(Stored data entries)

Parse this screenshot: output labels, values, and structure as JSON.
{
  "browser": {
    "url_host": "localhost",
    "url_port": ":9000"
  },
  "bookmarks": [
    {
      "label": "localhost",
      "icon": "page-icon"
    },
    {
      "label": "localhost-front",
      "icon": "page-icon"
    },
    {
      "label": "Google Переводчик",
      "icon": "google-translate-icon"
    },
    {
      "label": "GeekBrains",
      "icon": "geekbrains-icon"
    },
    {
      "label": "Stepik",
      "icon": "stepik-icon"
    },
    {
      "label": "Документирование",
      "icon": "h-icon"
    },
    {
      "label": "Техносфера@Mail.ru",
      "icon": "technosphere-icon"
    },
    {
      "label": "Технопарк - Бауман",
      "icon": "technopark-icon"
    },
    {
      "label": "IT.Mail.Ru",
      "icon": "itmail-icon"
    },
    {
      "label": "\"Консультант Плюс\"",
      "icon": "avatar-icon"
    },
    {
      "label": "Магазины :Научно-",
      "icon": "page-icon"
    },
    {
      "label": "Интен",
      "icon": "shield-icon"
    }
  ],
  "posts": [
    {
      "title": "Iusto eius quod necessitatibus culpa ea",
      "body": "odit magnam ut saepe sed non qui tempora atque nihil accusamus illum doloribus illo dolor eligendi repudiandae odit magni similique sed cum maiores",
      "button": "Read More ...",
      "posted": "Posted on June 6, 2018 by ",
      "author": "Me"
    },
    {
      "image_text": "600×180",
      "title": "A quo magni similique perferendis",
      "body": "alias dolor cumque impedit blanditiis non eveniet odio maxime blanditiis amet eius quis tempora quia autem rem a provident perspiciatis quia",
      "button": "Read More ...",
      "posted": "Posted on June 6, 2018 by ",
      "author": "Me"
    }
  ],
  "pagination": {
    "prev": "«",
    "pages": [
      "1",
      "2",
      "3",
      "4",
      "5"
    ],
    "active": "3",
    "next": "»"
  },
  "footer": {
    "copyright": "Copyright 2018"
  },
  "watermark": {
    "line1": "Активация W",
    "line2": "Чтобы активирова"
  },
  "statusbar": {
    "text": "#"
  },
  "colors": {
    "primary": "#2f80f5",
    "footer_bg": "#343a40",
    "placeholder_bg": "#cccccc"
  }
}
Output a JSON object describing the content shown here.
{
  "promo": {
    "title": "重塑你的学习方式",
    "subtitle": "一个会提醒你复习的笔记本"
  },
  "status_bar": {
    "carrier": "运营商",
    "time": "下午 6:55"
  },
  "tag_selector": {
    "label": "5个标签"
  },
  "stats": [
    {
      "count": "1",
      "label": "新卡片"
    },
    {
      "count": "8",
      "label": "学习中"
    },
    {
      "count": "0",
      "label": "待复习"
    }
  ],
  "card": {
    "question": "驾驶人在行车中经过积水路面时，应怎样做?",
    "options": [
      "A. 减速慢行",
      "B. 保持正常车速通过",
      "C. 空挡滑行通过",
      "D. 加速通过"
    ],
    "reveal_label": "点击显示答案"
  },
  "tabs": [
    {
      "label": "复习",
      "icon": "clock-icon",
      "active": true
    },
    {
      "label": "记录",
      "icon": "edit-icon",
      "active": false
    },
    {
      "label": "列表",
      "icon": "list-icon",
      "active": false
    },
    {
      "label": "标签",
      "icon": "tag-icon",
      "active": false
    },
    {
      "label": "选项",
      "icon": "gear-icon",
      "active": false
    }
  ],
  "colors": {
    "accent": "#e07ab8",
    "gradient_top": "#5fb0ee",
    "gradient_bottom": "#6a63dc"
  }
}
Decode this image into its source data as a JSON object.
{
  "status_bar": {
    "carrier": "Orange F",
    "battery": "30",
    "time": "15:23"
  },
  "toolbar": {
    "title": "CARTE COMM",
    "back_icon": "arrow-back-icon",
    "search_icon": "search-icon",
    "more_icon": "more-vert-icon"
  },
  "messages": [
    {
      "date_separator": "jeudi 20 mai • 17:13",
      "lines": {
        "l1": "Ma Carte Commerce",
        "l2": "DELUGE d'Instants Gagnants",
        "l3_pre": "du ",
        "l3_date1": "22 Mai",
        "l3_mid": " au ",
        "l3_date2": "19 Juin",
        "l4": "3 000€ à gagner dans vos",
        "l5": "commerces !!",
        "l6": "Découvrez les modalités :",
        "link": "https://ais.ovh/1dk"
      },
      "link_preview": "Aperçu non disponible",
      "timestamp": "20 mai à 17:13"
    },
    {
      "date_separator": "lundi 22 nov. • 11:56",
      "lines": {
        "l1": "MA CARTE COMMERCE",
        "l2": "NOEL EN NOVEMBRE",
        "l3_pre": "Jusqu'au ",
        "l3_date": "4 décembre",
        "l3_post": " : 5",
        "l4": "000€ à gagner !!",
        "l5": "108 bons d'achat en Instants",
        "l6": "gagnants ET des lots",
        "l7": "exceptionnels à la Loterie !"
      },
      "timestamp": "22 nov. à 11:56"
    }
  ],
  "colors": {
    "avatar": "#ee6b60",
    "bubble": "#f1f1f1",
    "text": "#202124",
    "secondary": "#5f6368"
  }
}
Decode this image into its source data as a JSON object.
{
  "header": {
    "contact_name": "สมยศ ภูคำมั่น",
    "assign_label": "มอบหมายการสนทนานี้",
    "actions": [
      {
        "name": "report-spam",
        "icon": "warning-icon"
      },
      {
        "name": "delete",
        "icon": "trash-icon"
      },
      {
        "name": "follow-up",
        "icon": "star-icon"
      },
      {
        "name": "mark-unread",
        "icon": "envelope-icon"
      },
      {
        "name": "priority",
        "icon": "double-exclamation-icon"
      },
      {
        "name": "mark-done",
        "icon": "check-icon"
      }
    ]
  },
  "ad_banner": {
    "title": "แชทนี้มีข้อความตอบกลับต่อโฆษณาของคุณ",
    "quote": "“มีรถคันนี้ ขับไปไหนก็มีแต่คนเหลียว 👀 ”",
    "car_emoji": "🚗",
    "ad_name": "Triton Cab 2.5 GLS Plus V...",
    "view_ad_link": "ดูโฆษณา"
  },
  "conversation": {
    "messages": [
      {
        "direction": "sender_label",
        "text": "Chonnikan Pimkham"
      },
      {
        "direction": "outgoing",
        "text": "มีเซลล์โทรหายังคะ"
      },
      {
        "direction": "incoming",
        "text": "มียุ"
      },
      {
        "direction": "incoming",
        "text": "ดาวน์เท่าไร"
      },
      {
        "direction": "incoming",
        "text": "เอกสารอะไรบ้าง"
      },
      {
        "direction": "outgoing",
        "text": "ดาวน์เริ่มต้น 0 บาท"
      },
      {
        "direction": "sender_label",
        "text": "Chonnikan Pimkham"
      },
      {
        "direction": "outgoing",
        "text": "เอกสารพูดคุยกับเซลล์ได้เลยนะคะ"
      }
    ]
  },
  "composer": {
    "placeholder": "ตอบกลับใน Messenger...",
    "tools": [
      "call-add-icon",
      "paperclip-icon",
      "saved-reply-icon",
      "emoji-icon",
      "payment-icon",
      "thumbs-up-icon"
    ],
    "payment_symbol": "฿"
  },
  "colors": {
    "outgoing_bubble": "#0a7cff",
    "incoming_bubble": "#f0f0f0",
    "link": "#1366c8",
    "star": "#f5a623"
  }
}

### Objective
Each record above must be given again exactly.

### Solution for this task
Parse this screenshot: output labels, values, and structure as JSON.
{
  "browser": {
    "url_host": "localhost",
    "url_port": ":9000"
  },
  "bookmarks": [
    {
      "label": "localhost",
      "icon": "page-icon"
    },
    {
      "label": "localhost-front",
      "icon": "page-icon"
    },
    {
      "label": "Google Переводчик",
      "icon": "google-translate-icon"
    },
    {
      "label": "GeekBrains",
      "icon": "geekbrains-icon"
    },
    {
      "label": "Stepik",
      "icon": "stepik-icon"
    },
    {
      "label": "Документирование",
      "icon": "h-icon"
    },
    {
      "label": "Техносфера@Mail.ru",
      "icon": "technosphere-icon"
    },
    {
      "label": "Технопарк - Бауман",
      "icon": "technopark-icon"
    },
    {
      "label": "IT.Mail.Ru",
      "icon": "itmail-icon"
    },
    {
      "label": "\"Консультант Плюс\"",
      "icon": "avatar-icon"
    },
    {
      "label": "Магазины :Научно-",
      "icon": "page-icon"
    },
    {
      "label": "Интен",
      "icon": "shield-icon"
    }
  ],
  "posts": [
    {
      "title": "Iusto eius quod necessitatibus culpa ea",
      "body": "odit magnam ut saepe sed non qui tempora atque nihil accusamus illum doloribus illo dolor eligendi repudiandae odit magni similique sed cum maiores",
      "button": "Read More ...",
      "posted": "Posted on June 6, 2018 by ",
      "author": "Me"
    },
    {
      "image_text": "600×180",
      "title": "A quo magni similique perferendis",
      "body": "alias dolor cumque impedit blanditiis non eveniet odio maxime blanditiis amet eius quis tempora quia autem rem a provident perspiciatis quia",
      "button": "Read More ...",
      "posted": "Posted on June 6, 2018 by ",
      "author": "Me"
    }
  ],
  "pagination": {
    "prev": "«",
    "pages": [
      "1",
      "2",
      "3",
      "4",
      "5"
    ],
    "active": "3",
    "next": "»"
  },
  "footer": {
    "copyright": "Copyright 2018"
  },
  "watermark": {
    "line1": "Активация W",
    "line2": "Чтобы активирова"
  },
  "statusbar": {
    "text": "#"
  },
  "colors": {
    "primary": "#2f80f5",
    "footer_bg": "#343a40",
    "placeholder_bg": "#cccccc"
  }
}
Output a JSON object describing the content shown here.
{
  "promo": {
    "title": "重塑你的学习方式",
    "subtitle": "一个会提醒你复习的笔记本"
  },
  "status_bar": {
    "carrier": "运营商",
    "time": "下午 6:55"
  },
  "tag_selector": {
    "label": "5个标签"
  },
  "stats": [
    {
      "count": "1",
      "label": "新卡片"
    },
    {
      "count": "8",
      "label": "学习中"
    },
    {
      "count": "0",
      "label": "待复习"
    }
  ],
  "card": {
    "question": "驾驶人在行车中经过积水路面时，应怎样做?",
    "options": [
      "A. 减速慢行",
      "B. 保持正常车速通过",
      "C. 空挡滑行通过",
      "D. 加速通过"
    ],
    "reveal_label": "点击显示答案"
  },
  "tabs": [
    {
      "label": "复习",
      "icon": "clock-icon",
      "active": true
    },
    {
      "label": "记录",
      "icon": "edit-icon",
      "active": false
    },
    {
      "label": "列表",
      "icon": "list-icon",
      "active": false
    },
    {
      "label": "标签",
      "icon": "tag-icon",
      "active": false
    },
    {
      "label": "选项",
      "icon": "gear-icon",
      "active": false
    }
  ],
  "colors": {
    "accent": "#e07ab8",
    "gradient_top": "#5fb0ee",
    "gradient_bottom": "#6a63dc"
  }
}
Decode this image into its source data as a JSON object.
{
  "status_bar": {
    "carrier": "Orange F",
    "battery": "30",
    "time": "15:23"
  },
  "toolbar": {
    "title": "CARTE COMM",
    "back_icon": "arrow-back-icon",
    "search_icon": "search-icon",
    "more_icon": "more-vert-icon"
  },
  "messages": [
    {
      "date_separator": "jeudi 20 mai • 17:13",
      "lines": {
        "l1": "Ma Carte Commerce",
        "l2": "DELUGE d'Instants Gagnants",
        "l3_pre": "du ",
        "l3_date1": "22 Mai",
        "l3_mid": " au ",
        "l3_date2": "19 Juin",
        "l4": "3 000€ à gagner dans vos",
        "l5": "commerces !!",
        "l6": "Découvrez les modalités :",
        "link": "https://ais.ovh/1dk"
      },
      "link_preview": "Aperçu non disponible",
      "timestamp": "20 mai à 17:13"
    },
    {
      "date_separator": "lundi 22 nov. • 11:56",
      "lines": {
        "l1": "MA CARTE COMMERCE",
        "l2": "NOEL EN NOVEMBRE",
        "l3_pre": "Jusqu'au ",
        "l3_date": "4 décembre",
        "l3_post": " : 5",
        "l4": "000€ à gagner !!",
        "l5": "108 bons d'achat en Instants",
        "l6": "gagnants ET des lots",
        "l7": "exceptionnels à la Loterie !"
      },
      "timestamp": "22 nov. à 11:56"
    }
  ],
  "colors": {
    "avatar": "#ee6b60",
    "bubble": "#f1f1f1",
    "text": "#202124",
    "secondary": "#5f6368"
  }
}
Decode this image into its source data as a JSON object.
{
  "header": {
    "contact_name": "สมยศ ภูคำมั่น",
    "assign_label": "มอบหมายการสนทนานี้",
    "actions": [
      {
        "name": "report-spam",
        "icon": "warning-icon"
      },
      {
        "name": "delete",
        "icon": "trash-icon"
      },
      {
        "name": "follow-up",
        "icon": "star-icon"
      },
      {
        "name": "mark-unread",
        "icon": "envelope-icon"
      },
      {
        "name": "priority",
        "icon": "double-exclamation-icon"
      },
      {
        "name": "mark-done",
        "icon": "check-icon"
      }
    ]
  },
  "ad_banner": {
    "title": "แชทนี้มีข้อความตอบกลับต่อโฆษณาของคุณ",
    "quote": "“มีรถคันนี้ ขับไปไหนก็มีแต่คนเหลียว 👀 ”",
    "car_emoji": "🚗",
    "ad_name": "Triton Cab 2.5 GLS Plus V...",
    "view_ad_link": "ดูโฆษณา"
  },
  "conversation": {
    "messages": [
      {
        "direction": "sender_label",
        "text": "Chonnikan Pimkham"
      },
      {
        "direction": "outgoing",
        "text": "มีเซลล์โทรหายังคะ"
      },
      {
        "direction": "incoming",
        "text": "มียุ"
      },
      {
        "direction": "incoming",
        "text": "ดาวน์เท่าไร"
      },
      {
        "direction": "incoming",
        "text": "เอกสารอะไรบ้าง"
      },
      {
        "direction": "outgoing",
        "text": "ดาวน์เริ่มต้น 0 บาท"
      },
      {
        "direction": "sender_label",
        "text": "Chonnikan Pimkham"
      },
      {
        "direction": "outgoing",
        "text": "เอกสารพูดคุยกับเซลล์ได้เลยนะคะ"
      }
    ]
  },
  "composer": {
    "placeholder": "ตอบกลับใน Messenger...",
    "tools": [
      "call-add-icon",
      "paperclip-icon",
      "saved-reply-icon",
      "emoji-icon",
      "payment-icon",
      "thumbs-up-icon"
    ],
    "payment_symbol": "฿"
  },
  "colors": {
    "outgoing_bubble": "#0a7cff",
    "incoming_bubble": "#f0f0f0",
    "link": "#1366c8",
    "star": "#f5a623"
  }
}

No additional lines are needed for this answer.